-- Start of RECORDS FOR THE TASK --

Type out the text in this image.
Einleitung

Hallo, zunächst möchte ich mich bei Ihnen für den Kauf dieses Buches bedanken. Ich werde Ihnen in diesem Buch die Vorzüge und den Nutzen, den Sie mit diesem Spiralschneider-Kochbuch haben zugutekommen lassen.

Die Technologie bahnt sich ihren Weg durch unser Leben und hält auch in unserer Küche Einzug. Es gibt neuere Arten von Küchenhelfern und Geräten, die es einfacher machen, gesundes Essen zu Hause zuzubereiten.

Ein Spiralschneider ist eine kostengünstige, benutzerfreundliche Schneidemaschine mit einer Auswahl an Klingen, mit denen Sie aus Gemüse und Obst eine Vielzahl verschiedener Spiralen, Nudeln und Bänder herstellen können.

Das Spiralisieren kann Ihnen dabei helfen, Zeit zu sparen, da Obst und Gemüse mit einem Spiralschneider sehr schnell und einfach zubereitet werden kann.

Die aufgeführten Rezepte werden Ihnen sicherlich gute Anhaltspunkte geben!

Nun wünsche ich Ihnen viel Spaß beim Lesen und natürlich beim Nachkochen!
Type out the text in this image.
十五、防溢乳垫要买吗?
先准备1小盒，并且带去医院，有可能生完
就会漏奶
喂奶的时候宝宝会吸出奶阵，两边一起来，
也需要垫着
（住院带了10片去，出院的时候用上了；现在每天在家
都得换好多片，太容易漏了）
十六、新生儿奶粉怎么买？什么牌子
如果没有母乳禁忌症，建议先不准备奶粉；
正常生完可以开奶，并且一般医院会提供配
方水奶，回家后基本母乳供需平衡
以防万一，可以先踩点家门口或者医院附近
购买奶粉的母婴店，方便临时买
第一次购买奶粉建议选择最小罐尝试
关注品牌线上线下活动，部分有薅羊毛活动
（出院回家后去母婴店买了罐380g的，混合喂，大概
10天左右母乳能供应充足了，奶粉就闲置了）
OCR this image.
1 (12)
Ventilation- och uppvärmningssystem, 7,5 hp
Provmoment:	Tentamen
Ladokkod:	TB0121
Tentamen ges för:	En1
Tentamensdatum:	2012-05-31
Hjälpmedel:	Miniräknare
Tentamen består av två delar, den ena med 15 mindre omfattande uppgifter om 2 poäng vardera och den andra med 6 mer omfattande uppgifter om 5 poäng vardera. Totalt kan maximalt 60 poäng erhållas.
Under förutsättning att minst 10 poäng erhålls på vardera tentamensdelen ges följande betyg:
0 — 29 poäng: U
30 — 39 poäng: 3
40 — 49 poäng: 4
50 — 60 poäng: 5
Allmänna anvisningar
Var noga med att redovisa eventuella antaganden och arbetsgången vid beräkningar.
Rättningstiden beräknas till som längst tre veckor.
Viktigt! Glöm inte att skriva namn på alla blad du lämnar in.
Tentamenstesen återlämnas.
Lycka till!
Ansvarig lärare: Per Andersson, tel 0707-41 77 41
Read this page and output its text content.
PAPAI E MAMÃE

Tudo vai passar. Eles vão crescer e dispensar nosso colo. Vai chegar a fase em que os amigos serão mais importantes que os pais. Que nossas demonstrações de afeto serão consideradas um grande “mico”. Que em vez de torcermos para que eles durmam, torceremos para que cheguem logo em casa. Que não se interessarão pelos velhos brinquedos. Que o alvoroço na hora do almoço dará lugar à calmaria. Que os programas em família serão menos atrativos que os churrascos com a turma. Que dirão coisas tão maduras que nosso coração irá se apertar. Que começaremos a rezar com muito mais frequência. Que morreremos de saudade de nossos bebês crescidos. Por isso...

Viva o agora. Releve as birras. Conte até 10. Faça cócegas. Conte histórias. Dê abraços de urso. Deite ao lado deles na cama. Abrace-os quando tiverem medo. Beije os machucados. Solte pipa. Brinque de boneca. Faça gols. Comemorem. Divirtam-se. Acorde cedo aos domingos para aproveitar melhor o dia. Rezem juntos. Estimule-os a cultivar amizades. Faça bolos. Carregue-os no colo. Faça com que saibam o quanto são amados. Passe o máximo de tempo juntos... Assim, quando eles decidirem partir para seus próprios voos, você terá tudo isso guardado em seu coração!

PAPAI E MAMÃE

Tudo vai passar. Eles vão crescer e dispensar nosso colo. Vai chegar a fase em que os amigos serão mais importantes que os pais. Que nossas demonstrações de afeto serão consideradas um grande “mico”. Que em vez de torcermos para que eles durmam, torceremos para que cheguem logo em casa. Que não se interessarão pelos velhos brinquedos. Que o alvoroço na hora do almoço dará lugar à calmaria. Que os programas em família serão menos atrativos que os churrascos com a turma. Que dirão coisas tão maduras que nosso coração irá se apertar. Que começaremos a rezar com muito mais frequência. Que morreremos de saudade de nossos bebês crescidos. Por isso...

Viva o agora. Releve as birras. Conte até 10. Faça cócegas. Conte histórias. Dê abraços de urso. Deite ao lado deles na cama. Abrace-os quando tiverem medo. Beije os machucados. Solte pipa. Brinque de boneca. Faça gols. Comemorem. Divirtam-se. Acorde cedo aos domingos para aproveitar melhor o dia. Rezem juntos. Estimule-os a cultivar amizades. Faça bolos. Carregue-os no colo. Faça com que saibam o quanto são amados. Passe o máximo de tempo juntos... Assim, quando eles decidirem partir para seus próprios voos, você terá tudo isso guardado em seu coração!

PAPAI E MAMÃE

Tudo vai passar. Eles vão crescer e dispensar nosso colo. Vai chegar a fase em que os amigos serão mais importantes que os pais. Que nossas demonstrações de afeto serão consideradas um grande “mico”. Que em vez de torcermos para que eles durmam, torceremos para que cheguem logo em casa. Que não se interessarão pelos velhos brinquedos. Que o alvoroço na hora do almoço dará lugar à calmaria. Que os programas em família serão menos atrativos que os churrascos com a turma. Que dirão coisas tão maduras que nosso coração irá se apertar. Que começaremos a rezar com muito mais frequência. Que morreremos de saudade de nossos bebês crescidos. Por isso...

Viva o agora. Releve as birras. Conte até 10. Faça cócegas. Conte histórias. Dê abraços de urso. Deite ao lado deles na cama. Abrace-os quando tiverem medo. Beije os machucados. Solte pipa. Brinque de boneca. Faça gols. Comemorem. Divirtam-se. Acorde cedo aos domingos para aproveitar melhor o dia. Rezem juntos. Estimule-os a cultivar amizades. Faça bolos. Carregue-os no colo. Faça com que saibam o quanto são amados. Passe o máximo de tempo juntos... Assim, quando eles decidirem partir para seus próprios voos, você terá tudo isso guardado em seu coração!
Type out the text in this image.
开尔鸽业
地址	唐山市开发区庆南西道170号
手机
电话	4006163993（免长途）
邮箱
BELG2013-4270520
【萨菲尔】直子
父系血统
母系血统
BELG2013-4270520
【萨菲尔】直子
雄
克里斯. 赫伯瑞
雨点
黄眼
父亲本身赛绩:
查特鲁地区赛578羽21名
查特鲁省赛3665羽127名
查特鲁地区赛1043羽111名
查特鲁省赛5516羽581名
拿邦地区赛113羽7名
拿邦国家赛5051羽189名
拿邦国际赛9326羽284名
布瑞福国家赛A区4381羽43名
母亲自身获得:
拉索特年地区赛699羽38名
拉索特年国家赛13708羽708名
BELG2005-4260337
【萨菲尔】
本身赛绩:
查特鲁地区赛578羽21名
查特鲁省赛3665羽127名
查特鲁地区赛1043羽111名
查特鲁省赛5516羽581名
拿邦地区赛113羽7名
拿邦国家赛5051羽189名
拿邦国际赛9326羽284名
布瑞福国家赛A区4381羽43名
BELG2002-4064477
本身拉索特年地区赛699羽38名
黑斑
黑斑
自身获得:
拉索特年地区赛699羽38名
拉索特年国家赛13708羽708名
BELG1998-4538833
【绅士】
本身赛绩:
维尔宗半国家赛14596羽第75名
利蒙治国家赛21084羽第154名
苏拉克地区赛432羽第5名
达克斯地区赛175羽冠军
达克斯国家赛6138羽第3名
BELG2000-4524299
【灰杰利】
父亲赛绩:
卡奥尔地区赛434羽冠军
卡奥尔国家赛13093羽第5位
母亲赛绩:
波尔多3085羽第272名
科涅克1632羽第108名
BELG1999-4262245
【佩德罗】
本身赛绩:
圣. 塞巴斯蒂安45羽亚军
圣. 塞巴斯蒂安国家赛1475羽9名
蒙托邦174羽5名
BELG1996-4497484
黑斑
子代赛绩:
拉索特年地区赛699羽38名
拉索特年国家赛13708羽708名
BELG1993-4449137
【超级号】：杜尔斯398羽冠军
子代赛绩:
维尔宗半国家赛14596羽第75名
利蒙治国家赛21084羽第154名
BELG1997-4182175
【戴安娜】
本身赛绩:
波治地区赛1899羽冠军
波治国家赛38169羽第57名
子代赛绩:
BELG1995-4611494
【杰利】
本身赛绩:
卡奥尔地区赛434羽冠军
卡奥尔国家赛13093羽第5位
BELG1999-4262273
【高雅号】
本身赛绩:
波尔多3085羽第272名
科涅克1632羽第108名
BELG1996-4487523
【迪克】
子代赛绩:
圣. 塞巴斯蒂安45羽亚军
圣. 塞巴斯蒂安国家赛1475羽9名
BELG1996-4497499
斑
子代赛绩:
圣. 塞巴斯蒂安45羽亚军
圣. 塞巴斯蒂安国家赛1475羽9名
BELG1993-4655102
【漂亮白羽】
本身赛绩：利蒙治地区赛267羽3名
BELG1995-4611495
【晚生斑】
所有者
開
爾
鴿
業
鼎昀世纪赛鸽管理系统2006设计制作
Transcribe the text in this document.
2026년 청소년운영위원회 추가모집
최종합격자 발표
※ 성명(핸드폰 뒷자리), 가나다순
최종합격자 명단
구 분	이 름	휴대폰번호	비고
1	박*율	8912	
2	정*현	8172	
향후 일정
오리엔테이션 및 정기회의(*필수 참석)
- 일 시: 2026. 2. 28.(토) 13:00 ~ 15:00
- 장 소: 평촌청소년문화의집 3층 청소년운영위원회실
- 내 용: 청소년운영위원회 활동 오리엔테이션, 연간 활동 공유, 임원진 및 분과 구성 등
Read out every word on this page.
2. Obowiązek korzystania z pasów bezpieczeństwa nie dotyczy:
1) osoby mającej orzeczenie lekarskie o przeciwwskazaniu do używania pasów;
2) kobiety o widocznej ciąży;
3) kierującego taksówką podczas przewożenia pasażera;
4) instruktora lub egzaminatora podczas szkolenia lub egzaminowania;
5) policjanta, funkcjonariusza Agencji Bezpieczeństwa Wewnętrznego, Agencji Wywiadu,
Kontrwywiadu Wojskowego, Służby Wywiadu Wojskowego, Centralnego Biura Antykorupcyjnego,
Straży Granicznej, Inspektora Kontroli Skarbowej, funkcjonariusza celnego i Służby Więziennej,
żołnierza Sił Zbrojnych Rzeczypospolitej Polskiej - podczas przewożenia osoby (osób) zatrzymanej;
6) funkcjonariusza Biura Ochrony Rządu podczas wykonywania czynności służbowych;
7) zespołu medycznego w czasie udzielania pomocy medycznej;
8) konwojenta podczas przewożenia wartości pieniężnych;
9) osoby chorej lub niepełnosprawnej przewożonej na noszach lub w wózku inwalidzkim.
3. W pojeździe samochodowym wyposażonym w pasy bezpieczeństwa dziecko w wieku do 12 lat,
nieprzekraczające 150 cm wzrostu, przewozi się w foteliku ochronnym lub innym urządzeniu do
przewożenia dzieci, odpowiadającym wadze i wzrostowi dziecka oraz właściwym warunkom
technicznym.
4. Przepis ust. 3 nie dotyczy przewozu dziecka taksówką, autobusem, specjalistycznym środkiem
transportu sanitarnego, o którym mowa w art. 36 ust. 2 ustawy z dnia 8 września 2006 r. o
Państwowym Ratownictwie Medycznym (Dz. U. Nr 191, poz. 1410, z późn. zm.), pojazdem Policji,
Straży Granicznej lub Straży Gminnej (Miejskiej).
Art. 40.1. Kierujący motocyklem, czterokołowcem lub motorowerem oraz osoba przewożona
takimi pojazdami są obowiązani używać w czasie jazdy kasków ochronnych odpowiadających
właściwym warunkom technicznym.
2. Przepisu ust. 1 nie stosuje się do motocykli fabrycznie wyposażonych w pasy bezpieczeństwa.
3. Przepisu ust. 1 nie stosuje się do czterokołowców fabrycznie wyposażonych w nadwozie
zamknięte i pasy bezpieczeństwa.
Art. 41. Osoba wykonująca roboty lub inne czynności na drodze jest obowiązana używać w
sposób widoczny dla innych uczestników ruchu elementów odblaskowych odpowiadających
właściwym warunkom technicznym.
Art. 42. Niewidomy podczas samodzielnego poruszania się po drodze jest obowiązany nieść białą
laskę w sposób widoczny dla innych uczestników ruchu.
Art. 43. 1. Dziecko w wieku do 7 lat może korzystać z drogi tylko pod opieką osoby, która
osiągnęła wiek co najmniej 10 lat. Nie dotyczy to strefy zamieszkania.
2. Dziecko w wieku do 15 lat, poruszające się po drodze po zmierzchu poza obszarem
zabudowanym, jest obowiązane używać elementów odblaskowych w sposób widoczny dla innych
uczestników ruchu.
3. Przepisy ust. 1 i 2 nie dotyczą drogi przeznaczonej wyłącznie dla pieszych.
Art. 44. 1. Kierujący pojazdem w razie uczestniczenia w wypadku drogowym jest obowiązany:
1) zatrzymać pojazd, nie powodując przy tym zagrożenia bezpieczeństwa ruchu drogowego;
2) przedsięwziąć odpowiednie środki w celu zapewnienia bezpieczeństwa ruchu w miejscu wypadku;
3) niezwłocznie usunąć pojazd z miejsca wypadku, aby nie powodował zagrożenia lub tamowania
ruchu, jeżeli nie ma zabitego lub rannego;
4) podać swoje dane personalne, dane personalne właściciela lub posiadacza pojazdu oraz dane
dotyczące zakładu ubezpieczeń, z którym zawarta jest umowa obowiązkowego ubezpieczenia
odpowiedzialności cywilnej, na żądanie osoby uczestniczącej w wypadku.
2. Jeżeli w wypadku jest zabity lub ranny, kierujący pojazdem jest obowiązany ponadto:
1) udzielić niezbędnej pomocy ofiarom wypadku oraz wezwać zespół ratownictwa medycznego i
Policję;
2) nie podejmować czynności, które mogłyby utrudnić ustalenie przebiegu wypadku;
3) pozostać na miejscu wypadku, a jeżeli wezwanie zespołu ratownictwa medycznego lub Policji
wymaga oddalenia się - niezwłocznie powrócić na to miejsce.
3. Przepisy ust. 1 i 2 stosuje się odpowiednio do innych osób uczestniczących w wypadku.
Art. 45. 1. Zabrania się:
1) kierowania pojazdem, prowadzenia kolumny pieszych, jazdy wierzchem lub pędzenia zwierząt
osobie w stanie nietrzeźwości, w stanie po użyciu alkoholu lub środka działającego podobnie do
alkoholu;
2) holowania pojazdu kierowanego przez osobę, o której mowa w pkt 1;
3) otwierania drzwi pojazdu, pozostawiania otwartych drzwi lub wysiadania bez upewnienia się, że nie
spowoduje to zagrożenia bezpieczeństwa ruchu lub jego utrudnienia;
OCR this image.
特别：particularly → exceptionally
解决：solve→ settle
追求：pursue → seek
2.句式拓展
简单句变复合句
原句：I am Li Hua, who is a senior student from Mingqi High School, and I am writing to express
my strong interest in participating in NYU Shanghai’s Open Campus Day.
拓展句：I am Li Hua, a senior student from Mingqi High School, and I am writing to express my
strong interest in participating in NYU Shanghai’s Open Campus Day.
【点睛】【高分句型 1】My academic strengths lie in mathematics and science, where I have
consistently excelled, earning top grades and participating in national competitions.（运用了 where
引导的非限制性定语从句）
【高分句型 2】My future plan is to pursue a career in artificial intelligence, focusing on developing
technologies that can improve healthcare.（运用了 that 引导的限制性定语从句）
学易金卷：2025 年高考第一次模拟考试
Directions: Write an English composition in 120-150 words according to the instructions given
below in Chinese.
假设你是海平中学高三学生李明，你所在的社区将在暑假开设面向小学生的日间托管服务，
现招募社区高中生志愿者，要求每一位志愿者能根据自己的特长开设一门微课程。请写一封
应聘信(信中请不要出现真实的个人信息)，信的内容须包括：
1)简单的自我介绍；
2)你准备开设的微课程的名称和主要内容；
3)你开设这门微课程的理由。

-- End of RECORDS FOR THE TASK --

# [INSTRUCTION]
Isolate each line of the listing above that includes "uczestników". Copy it.

# [TASK RESULT]
sposób widoczny dla innych uczestników ruchu elementów odblaskowych odpowiadających
laskę w sposób widoczny dla innych uczestników ruchu.
uczestników ruchu.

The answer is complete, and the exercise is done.